--- start Records ---

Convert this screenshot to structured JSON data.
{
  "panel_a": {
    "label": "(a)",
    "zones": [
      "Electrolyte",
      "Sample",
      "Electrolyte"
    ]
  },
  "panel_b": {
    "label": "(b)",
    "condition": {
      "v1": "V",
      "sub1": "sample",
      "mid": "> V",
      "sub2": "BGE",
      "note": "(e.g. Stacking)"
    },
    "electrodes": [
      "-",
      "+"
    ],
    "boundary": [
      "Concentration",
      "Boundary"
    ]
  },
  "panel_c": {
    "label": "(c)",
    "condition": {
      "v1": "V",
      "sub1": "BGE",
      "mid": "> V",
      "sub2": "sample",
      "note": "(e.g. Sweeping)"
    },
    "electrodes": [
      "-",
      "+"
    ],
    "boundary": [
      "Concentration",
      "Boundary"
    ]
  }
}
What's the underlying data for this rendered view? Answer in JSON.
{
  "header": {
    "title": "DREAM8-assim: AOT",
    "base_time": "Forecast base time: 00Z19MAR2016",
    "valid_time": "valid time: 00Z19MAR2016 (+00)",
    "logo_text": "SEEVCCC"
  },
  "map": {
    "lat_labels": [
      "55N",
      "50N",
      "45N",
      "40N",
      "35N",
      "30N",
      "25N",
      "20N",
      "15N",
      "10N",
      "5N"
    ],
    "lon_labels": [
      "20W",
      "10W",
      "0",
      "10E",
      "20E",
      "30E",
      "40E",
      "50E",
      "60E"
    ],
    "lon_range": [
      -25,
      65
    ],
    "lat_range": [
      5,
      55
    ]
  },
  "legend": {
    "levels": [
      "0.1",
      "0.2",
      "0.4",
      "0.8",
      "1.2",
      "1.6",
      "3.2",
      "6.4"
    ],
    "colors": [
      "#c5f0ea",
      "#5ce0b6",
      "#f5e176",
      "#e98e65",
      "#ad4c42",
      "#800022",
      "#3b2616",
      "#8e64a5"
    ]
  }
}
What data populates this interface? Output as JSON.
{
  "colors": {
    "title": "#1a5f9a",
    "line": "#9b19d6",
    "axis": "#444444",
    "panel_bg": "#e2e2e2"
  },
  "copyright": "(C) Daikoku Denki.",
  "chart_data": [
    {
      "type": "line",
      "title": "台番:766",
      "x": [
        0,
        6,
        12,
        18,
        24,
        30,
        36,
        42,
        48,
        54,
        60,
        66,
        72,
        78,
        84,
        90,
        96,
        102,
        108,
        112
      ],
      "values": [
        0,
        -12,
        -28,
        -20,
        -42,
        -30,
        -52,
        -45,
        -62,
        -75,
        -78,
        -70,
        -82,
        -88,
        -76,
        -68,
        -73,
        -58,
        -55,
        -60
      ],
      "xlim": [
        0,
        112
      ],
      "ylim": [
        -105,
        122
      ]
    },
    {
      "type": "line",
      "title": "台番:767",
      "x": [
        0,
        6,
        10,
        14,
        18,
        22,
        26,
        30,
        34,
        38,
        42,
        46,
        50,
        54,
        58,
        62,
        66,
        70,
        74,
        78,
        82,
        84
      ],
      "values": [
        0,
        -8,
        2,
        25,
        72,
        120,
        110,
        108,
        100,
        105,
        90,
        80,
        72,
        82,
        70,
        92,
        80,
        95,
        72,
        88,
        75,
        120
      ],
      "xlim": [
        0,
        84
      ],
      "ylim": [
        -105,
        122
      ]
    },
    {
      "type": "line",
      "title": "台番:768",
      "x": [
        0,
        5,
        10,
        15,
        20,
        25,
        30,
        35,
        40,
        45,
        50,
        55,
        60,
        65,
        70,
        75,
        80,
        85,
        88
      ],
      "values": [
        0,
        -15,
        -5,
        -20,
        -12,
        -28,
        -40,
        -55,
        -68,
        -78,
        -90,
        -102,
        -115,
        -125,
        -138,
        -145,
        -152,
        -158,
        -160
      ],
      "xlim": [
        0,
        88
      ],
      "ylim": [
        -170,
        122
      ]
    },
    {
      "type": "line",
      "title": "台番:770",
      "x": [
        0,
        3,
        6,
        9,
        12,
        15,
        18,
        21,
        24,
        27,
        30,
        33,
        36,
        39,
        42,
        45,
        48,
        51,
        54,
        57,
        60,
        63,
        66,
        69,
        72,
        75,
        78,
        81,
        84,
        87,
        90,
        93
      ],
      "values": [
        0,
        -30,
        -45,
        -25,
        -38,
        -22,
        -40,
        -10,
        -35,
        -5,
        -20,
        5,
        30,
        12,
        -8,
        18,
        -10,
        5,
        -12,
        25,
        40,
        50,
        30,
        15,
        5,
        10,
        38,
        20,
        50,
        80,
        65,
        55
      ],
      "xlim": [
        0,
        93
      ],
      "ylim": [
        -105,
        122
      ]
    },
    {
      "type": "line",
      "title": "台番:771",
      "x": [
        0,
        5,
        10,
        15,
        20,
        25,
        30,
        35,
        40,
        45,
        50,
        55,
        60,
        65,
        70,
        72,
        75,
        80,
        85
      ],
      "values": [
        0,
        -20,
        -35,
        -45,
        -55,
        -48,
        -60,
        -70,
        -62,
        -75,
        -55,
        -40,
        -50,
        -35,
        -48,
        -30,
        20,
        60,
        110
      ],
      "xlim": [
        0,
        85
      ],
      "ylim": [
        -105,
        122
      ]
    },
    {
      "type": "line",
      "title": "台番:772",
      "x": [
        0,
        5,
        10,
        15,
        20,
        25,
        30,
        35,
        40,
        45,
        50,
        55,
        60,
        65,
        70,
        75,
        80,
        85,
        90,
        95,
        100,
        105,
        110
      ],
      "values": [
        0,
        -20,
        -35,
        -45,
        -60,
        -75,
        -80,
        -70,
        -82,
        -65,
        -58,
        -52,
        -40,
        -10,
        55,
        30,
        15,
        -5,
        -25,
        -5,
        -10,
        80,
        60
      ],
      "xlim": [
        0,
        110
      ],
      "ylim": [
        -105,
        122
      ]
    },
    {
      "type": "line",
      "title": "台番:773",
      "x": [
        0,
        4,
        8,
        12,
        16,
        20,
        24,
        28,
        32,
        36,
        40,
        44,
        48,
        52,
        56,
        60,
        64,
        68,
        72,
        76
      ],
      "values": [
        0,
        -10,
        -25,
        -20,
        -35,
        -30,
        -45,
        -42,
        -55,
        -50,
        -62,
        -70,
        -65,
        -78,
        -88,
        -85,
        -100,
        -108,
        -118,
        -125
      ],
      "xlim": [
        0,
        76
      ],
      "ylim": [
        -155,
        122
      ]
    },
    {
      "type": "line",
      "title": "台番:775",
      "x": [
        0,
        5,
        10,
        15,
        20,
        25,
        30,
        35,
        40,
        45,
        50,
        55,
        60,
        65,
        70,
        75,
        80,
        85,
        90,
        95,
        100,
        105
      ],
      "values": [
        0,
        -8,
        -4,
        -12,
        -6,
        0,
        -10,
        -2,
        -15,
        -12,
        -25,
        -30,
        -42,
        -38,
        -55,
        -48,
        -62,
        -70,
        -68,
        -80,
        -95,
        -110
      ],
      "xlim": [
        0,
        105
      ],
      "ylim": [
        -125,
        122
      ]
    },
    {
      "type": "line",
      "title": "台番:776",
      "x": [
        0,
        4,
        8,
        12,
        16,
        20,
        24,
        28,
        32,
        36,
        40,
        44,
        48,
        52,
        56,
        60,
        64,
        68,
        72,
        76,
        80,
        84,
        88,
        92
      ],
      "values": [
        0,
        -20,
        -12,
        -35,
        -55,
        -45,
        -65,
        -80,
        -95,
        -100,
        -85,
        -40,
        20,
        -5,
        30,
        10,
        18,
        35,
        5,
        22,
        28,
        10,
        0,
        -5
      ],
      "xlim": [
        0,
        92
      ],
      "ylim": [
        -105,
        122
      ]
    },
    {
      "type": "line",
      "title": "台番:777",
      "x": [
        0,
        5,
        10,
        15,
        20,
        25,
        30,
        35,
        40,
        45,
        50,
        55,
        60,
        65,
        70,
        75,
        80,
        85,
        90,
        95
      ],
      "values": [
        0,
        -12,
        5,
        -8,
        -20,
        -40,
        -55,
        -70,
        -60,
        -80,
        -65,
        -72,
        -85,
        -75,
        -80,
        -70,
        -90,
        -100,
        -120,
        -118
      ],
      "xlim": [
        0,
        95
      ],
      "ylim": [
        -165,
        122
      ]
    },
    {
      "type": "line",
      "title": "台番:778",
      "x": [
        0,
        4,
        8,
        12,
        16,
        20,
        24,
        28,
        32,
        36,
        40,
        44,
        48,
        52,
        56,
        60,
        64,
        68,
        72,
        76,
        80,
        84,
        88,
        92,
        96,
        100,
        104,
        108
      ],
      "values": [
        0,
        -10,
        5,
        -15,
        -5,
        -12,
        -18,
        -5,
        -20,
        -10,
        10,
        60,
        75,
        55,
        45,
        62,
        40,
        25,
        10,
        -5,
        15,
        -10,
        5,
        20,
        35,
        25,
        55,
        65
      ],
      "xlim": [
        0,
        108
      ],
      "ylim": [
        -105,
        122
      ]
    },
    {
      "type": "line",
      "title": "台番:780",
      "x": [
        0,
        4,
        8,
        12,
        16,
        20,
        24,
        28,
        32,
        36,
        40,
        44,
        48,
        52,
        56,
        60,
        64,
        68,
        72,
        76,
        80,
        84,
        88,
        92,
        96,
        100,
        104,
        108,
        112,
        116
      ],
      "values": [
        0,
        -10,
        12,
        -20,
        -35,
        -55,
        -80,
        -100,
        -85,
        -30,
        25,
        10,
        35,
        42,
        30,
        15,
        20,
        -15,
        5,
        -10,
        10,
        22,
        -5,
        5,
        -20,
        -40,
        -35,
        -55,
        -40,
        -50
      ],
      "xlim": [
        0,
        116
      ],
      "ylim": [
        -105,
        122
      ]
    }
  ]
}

--- end Records ---

== Work to be completed ==
Looking at the data above, show all lines where the word "time" occurs.

== Task output ==
    "base_time": "Forecast base time: 00Z19MAR2016",
    "valid_time": "valid time: 00Z19MAR2016 (+00)",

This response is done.